Layout element annotations
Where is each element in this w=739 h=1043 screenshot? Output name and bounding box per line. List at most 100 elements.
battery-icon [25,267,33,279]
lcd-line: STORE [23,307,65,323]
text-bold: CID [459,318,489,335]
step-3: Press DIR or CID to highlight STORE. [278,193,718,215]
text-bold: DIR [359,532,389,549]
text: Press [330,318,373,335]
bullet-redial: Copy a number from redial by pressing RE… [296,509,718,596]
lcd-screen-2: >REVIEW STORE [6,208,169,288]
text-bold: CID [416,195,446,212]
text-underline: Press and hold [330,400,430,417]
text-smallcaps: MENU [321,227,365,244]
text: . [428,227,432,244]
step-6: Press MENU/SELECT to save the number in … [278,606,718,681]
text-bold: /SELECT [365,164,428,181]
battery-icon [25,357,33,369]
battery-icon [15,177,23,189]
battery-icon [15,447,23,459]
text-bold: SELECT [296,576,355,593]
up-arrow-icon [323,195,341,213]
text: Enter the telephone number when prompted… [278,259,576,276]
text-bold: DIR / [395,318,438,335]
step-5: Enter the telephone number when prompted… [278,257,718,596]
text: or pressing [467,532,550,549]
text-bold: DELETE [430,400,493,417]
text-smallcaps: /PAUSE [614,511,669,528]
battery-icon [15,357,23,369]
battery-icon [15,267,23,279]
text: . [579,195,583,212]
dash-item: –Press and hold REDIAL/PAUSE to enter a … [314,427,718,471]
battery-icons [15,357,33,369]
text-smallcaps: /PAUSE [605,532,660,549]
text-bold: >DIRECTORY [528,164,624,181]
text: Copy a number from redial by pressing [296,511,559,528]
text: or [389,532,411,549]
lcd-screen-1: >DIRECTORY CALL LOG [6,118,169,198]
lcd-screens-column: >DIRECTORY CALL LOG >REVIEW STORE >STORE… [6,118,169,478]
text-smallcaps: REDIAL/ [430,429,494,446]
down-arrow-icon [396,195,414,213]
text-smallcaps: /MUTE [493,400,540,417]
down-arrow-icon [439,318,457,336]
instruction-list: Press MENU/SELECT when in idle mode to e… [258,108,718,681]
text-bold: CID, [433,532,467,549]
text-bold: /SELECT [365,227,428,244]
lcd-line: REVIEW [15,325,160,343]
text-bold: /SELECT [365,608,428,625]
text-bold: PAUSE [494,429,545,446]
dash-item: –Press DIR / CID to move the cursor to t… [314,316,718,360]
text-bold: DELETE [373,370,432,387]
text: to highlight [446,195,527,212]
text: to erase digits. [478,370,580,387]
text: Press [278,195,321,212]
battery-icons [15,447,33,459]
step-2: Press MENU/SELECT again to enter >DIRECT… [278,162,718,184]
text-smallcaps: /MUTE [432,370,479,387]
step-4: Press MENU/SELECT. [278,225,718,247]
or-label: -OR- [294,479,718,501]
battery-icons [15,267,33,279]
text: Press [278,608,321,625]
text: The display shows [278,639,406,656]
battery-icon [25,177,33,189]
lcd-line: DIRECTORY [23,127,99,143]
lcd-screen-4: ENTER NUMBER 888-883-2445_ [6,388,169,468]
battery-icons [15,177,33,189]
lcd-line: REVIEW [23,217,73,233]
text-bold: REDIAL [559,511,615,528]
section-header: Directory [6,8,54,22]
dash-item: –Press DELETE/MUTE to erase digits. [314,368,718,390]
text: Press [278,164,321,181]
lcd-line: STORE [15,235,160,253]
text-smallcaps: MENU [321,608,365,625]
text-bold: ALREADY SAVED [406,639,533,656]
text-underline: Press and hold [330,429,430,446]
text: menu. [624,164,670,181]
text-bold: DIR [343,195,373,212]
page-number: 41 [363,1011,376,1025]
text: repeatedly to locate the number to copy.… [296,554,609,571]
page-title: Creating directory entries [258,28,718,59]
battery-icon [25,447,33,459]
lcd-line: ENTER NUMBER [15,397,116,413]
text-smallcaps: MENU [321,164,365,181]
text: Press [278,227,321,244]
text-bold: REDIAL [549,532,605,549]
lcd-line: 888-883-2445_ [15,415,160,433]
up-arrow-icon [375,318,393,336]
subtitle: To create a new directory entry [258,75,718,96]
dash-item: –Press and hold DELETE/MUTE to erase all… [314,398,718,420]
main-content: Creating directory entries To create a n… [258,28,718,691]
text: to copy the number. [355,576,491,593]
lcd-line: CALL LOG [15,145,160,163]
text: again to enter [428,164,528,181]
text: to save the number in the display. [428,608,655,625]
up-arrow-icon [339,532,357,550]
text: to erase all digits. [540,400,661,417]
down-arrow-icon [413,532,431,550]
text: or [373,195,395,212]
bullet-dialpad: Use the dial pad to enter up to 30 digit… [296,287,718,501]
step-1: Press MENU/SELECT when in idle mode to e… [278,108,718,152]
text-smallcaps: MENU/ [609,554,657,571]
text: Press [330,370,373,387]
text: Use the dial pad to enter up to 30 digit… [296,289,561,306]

...

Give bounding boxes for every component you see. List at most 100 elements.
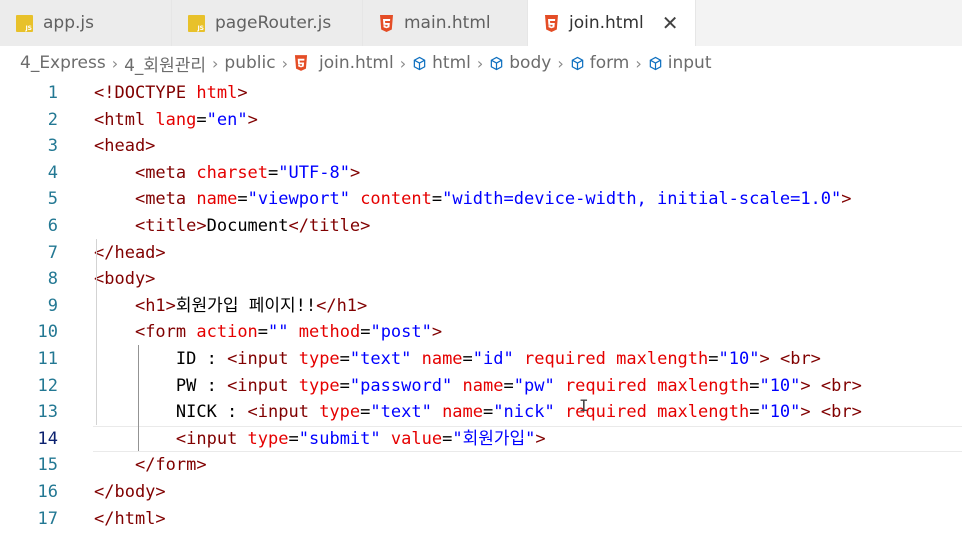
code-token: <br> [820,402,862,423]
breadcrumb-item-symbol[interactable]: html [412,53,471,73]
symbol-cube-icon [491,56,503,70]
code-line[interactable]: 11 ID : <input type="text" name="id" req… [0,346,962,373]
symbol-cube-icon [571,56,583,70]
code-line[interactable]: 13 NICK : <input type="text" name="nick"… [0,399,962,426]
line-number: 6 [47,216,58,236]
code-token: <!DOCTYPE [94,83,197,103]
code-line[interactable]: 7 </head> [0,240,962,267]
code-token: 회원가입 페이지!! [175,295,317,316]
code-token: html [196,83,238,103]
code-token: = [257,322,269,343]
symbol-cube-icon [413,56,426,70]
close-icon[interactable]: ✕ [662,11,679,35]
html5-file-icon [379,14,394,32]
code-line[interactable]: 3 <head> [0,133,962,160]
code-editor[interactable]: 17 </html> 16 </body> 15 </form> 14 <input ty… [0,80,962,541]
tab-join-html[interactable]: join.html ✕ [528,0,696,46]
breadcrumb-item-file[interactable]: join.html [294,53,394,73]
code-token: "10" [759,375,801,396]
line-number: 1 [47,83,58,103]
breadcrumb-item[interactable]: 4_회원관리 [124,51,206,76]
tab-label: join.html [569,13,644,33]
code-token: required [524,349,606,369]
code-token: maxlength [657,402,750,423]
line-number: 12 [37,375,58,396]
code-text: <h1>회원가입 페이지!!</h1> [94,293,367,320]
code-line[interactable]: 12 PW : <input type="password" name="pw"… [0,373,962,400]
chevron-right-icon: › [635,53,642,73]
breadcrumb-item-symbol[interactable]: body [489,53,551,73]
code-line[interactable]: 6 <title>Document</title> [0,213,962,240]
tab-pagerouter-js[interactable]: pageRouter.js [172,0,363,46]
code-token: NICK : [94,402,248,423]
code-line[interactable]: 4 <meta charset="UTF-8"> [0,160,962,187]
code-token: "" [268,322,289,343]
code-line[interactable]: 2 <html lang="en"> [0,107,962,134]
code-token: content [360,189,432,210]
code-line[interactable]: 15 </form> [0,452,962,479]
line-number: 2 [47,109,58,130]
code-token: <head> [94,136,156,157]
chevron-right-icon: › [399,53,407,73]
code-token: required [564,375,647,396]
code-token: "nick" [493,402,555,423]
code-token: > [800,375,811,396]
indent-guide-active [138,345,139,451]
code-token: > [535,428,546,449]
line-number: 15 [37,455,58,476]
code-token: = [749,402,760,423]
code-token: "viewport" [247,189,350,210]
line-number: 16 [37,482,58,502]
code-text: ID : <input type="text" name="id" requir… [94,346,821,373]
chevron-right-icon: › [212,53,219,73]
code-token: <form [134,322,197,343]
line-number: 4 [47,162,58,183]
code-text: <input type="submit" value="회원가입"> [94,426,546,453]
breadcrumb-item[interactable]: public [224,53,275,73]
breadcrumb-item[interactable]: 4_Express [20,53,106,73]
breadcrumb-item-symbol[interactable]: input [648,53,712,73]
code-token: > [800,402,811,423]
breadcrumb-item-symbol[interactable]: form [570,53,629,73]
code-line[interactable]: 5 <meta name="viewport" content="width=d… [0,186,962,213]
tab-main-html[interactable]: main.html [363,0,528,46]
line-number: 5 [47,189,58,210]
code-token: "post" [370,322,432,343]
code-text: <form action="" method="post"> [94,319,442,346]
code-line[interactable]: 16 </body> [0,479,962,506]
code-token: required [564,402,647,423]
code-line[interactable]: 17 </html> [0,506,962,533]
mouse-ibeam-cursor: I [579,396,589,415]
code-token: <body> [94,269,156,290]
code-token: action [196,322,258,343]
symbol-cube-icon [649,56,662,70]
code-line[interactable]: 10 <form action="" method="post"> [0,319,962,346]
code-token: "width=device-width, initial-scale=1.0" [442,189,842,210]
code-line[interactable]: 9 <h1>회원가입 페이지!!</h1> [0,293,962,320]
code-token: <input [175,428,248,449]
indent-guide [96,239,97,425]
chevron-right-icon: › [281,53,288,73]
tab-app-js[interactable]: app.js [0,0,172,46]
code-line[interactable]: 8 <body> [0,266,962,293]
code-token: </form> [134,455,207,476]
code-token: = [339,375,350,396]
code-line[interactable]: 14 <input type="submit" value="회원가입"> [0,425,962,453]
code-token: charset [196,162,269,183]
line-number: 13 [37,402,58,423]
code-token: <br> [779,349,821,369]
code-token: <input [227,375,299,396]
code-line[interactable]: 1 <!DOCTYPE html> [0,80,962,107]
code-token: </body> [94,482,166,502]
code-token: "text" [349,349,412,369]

*Job*
Write out the lines from the line with "Where is each" up to and including the line with "text-bold: CID [416,195,446,212]", copying each one exactly.

*The completed task*
Where is each element in this w=739 h=1043 screenshot? Output name and bounding box per line. List at most 100 elements.
battery-icon [25,267,33,279]
lcd-line: STORE [23,307,65,323]
text-bold: CID [459,318,489,335]
step-3: Press DIR or CID to highlight STORE. [278,193,718,215]
text-bold: DIR [359,532,389,549]
text: Press [330,318,373,335]
bullet-redial: Copy a number from redial by pressing RE… [296,509,718,596]
lcd-screen-2: >REVIEW STORE [6,208,169,288]
text-bold: CID [416,195,446,212]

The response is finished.